--- start of SUPPLIED DATA ---

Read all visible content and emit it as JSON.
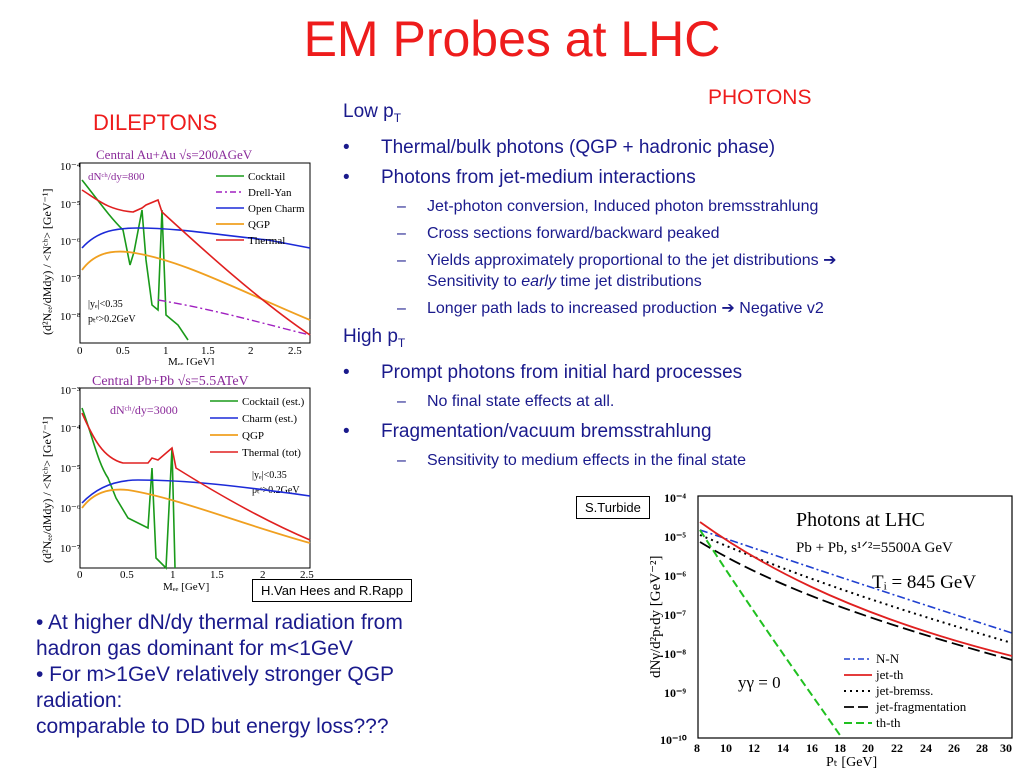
{
  "slide": {
    "title": "EM Probes at LHC",
    "photons_label": "PHOTONS",
    "dileptons_label": "DILEPTONS"
  },
  "photon_list": {
    "low_pt": "Low p",
    "low_pt_sub": "T",
    "b1": "Thermal/bulk photons (QGP + hadronic phase)",
    "b2": "Photons from jet-medium interactions",
    "b2_1": "Jet-photon conversion, Induced photon bremsstrahlung",
    "b2_2": "Cross sections forward/backward peaked",
    "b2_3a": "Yields approximately proportional to the jet distributions ➔",
    "b2_3b": "Sensitivity to ",
    "b2_3c": "early",
    "b2_3d": " time jet distributions",
    "b2_4": "Longer path lads to increased production ➔ Negative v2",
    "high_pt": "High p",
    "high_pt_sub": "T",
    "b3": "Prompt photons from initial hard processes",
    "b3_1": "No final state effects at all.",
    "b4": "Fragmentation/vacuum bremsstrahlung",
    "b4_1": "Sensitivity to medium effects in the final state"
  },
  "credits": {
    "rapp": "H.Van Hees and R.Rapp",
    "turbide": "S.Turbide"
  },
  "bottom_text": {
    "l1": "• At higher dN/dy thermal radiation from",
    "l2": "hadron gas dominant for m<1GeV",
    "l3": "• For m>1GeV relatively stronger QGP",
    "l4": "radiation:",
    "l5": "comparable to DD but energy loss???"
  },
  "chart_top": {
    "title": "Central Au+Au   √s=200AGeV",
    "ylabel": "(d²Nₑₑ/dMdy) / <Nᶜʰ> [GeV⁻¹]",
    "annotation": "dNᶜʰ/dy=800",
    "cuts": [
      "|yₑ|<0.35",
      "pₜᵉ>0.2GeV"
    ],
    "xticks": [
      "0",
      "0.5",
      "1",
      "1.5",
      "2",
      "2.5"
    ],
    "yticks": [
      "10⁻⁴",
      "10⁻⁵",
      "10⁻⁶",
      "10⁻⁷",
      "10⁻⁸"
    ],
    "xlabel": "Mₑₑ [GeV]",
    "legend": [
      "Cocktail",
      "Drell-Yan",
      "Open Charm",
      "QGP",
      "Thermal"
    ],
    "colors": {
      "cocktail": "#1a9a1a",
      "dy": "#a020c0",
      "charm": "#1c2ad8",
      "qgp": "#f0a020",
      "thermal": "#e02020"
    }
  },
  "chart_mid": {
    "title": "Central Pb+Pb √s=5.5ATeV",
    "ylabel": "(d²Nₑₑ/dMdy) / <Nᶜʰ> [GeV⁻¹]",
    "annotation": "dNᶜʰ/dy=3000",
    "cuts": [
      "|yₑ|<0.35",
      "pₜᵉ>0.2GeV"
    ],
    "xticks": [
      "0",
      "0.5",
      "1",
      "1.5",
      "2",
      "2.5"
    ],
    "yticks": [
      "10⁻³",
      "10⁻⁴",
      "10⁻⁵",
      "10⁻⁶",
      "10⁻⁷"
    ],
    "xlabel": "Mₑₑ [GeV]",
    "legend": [
      "Cocktail (est.)",
      "Charm (est.)",
      "QGP",
      "Thermal (tot)"
    ]
  },
  "chart_photons": {
    "title": "Photons at LHC",
    "subtitle": "Pb + Pb, s¹ᐟ²=5500A GeV",
    "ti": "Tᵢ = 845 GeV",
    "rapidity": "yγ = 0",
    "ylabel": "dNγ/d²pₜdy [GeV⁻²]",
    "xlabel": "Pₜ [GeV]",
    "xticks": [
      "8",
      "10",
      "12",
      "14",
      "16",
      "18",
      "20",
      "22",
      "24",
      "26",
      "28",
      "30"
    ],
    "yticks": [
      "10⁻⁴",
      "10⁻⁵",
      "10⁻⁶",
      "10⁻⁷",
      "10⁻⁸",
      "10⁻⁹",
      "10⁻¹⁰"
    ],
    "legend": [
      "N-N",
      "jet-th",
      "jet-bremss.",
      "jet-fragmentation",
      "th-th"
    ],
    "colors": {
      "nn": "#2040d0",
      "jetth": "#e02020",
      "brems": "#000000",
      "frag": "#000000",
      "thth": "#20c020"
    }
  }
}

--- end of SUPPLIED DATA ---

**WRITTEN INSTRUCTION:**
Write out every line of the entries that holds the word "Central".

**EXPECTED ANSWER:**
    "title": "Central Au+Au   √s=200AGeV",
    "title": "Central Pb+Pb √s=5.5ATeV",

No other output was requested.